*Short exercise:* Locate every line in the material below that has the word "tarjeta". Copy each of those lines.

....................

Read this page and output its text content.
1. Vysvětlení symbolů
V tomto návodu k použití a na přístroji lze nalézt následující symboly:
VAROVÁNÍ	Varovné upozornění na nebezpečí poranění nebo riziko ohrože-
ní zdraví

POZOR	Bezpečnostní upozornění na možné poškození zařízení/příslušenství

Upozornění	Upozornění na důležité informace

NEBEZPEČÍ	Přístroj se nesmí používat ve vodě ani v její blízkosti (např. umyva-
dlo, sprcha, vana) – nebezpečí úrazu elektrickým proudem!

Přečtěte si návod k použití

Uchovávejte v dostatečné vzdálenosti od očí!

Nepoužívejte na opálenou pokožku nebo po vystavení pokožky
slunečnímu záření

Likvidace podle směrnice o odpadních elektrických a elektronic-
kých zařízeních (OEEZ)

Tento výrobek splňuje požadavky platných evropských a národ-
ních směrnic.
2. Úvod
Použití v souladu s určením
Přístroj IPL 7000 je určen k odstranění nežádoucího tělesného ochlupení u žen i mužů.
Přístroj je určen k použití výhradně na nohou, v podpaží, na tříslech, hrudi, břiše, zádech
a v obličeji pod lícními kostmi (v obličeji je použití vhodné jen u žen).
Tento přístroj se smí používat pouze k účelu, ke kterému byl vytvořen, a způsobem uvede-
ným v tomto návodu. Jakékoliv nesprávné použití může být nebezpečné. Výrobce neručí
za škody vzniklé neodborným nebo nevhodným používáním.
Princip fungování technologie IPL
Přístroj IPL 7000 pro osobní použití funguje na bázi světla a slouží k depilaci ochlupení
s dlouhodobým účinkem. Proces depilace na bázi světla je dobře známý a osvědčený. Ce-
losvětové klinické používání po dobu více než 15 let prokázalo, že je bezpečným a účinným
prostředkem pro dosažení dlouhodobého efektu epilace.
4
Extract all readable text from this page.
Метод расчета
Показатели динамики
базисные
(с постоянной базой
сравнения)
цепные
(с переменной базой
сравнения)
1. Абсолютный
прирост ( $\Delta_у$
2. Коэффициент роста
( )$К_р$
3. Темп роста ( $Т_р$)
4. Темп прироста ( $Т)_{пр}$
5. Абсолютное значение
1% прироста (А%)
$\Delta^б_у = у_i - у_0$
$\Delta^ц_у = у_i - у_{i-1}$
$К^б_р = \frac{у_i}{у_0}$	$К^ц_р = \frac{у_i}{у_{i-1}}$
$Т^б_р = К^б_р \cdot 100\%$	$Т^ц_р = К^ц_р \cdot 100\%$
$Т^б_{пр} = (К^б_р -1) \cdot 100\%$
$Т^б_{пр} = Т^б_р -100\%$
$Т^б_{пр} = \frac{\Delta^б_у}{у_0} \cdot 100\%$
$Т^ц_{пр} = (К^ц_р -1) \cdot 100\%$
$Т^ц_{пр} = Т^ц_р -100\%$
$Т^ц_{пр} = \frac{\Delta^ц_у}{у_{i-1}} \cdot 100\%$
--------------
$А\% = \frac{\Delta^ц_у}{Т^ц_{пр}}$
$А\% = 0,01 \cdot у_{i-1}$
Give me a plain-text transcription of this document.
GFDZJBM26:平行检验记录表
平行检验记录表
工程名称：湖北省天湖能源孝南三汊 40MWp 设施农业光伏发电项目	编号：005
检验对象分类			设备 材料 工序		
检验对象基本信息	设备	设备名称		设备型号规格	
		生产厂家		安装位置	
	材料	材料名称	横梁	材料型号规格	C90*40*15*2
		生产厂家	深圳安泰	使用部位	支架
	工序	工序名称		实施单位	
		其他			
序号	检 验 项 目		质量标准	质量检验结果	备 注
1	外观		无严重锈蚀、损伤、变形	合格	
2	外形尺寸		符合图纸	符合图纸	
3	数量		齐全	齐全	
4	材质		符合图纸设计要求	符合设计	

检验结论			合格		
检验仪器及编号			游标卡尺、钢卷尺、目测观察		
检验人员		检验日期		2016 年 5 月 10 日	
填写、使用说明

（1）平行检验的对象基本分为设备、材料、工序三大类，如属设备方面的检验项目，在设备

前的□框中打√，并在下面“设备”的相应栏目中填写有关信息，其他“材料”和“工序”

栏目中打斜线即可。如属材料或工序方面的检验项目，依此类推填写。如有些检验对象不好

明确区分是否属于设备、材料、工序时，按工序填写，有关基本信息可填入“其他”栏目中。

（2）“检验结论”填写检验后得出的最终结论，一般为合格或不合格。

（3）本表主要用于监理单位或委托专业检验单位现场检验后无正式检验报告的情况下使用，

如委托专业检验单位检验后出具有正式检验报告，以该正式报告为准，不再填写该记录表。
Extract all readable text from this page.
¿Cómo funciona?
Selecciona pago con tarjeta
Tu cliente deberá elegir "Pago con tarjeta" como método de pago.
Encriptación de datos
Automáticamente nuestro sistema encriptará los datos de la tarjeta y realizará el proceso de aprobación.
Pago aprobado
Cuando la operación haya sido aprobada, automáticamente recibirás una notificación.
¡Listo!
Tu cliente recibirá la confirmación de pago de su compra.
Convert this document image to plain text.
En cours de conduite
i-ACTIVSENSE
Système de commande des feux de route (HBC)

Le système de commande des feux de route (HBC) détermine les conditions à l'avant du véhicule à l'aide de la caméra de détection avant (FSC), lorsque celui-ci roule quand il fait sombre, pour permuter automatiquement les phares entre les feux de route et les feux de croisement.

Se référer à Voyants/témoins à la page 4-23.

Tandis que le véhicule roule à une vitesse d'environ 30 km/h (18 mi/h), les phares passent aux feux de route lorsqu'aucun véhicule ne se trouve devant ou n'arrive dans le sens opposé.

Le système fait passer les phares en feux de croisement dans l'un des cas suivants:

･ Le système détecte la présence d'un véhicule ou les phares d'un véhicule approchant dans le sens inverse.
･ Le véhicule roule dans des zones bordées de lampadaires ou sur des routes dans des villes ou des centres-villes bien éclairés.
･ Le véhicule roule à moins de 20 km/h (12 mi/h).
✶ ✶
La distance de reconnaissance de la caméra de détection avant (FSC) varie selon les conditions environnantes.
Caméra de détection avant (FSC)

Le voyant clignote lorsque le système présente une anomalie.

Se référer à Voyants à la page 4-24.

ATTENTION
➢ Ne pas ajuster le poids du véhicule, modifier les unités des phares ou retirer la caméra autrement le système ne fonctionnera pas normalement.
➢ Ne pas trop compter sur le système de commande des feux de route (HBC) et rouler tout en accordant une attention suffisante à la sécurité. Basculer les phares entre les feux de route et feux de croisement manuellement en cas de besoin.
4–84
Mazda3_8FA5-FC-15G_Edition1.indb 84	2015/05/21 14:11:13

....................

*Correct answer:*
Selecciona pago con tarjeta
Tu cliente deberá elegir "Pago con tarjeta" como método de pago.
Automáticamente nuestro sistema encriptará los datos de la tarjeta y realizará el proceso de aprobación.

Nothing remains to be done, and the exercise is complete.